# Set task
Collect every line that includes the string "Detection".
##### Provided entries
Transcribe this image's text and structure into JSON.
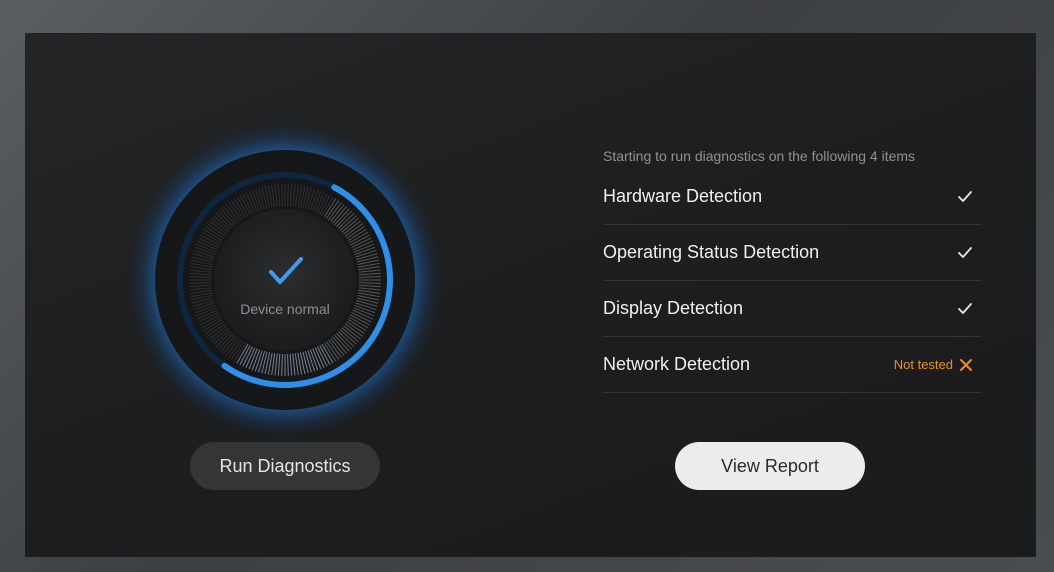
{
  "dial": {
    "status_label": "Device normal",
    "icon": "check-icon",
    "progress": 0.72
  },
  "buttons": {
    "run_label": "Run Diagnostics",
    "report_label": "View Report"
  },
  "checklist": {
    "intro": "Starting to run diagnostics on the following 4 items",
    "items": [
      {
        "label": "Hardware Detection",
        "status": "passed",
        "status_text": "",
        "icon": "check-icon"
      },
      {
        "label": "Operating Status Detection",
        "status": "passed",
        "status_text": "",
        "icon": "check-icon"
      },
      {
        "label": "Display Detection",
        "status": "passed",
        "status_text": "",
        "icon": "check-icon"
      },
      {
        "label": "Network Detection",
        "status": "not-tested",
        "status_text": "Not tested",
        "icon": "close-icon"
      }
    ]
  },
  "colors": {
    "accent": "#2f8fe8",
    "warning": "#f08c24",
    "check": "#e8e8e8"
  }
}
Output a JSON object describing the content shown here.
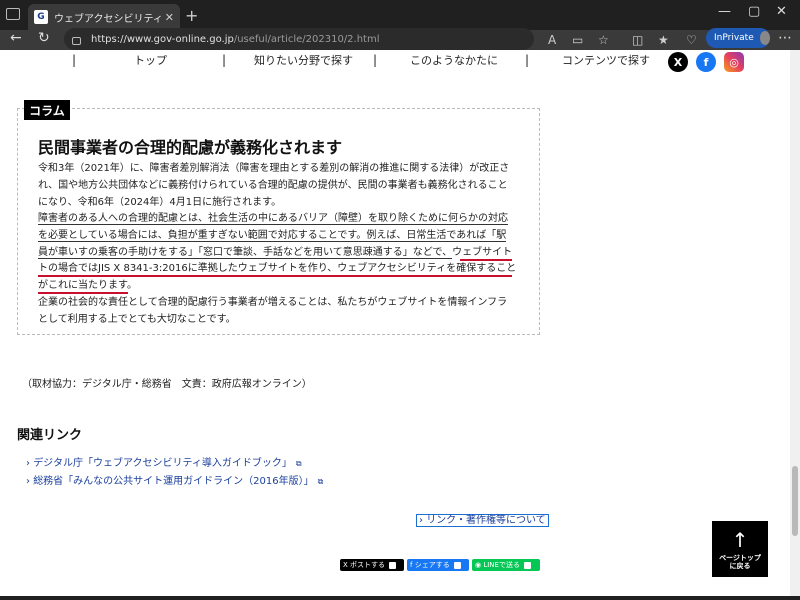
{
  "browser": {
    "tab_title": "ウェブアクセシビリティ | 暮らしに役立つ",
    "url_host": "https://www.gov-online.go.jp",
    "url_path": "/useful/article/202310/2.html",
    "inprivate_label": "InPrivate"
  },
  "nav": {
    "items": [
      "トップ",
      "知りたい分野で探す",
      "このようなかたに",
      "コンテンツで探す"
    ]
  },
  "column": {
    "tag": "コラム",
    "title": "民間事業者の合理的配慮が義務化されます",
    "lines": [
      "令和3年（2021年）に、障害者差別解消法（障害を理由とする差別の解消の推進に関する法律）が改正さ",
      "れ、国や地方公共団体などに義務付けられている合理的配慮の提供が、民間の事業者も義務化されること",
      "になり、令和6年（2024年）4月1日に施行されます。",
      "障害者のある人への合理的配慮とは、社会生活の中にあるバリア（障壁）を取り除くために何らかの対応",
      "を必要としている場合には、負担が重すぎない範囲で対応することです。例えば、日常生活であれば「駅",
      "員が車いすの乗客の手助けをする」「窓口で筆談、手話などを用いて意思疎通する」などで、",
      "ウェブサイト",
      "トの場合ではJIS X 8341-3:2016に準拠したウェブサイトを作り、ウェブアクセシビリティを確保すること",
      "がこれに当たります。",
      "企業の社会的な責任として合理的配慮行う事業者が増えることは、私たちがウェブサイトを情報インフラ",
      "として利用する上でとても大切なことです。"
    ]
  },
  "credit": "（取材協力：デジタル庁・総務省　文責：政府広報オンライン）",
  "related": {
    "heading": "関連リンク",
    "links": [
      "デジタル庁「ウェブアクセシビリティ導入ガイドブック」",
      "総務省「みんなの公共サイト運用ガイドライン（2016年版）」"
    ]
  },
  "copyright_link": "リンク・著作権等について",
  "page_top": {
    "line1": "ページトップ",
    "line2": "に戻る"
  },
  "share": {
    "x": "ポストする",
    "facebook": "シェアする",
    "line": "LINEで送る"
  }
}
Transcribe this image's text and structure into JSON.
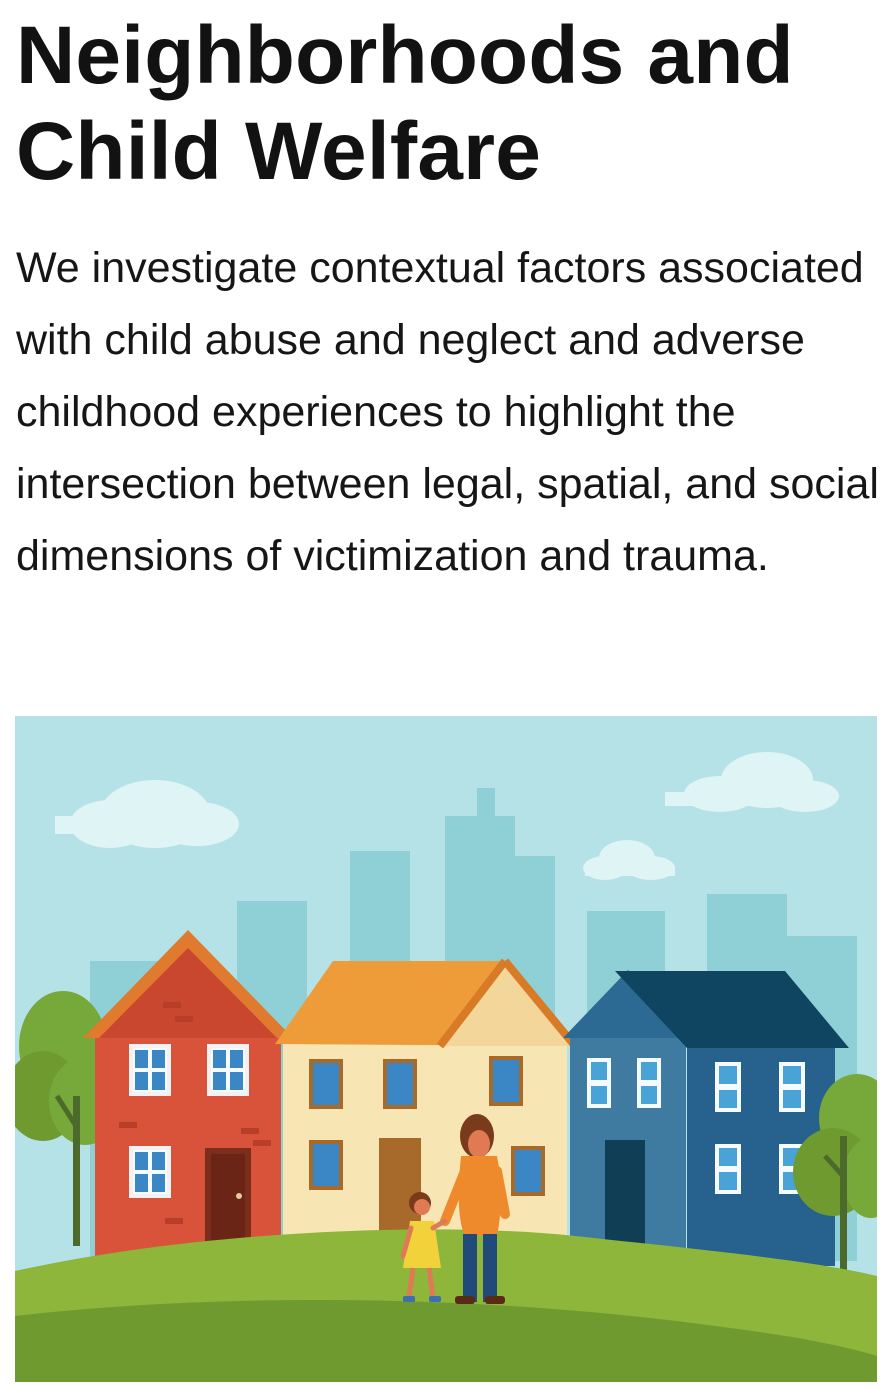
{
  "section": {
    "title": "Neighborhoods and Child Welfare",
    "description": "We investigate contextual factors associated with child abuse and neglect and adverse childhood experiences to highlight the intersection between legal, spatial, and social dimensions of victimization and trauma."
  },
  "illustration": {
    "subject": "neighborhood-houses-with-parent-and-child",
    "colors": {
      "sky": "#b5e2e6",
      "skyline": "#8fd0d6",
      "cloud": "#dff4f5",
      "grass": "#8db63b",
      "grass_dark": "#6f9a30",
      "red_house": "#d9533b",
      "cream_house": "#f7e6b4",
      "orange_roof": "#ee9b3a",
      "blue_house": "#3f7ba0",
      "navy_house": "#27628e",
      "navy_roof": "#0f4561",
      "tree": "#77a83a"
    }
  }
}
##########
# Response
        "label": "Hardware Detection",
        "label": "Operating Status Detection",
        "label": "Display Detection",
        "label": "Network Detection",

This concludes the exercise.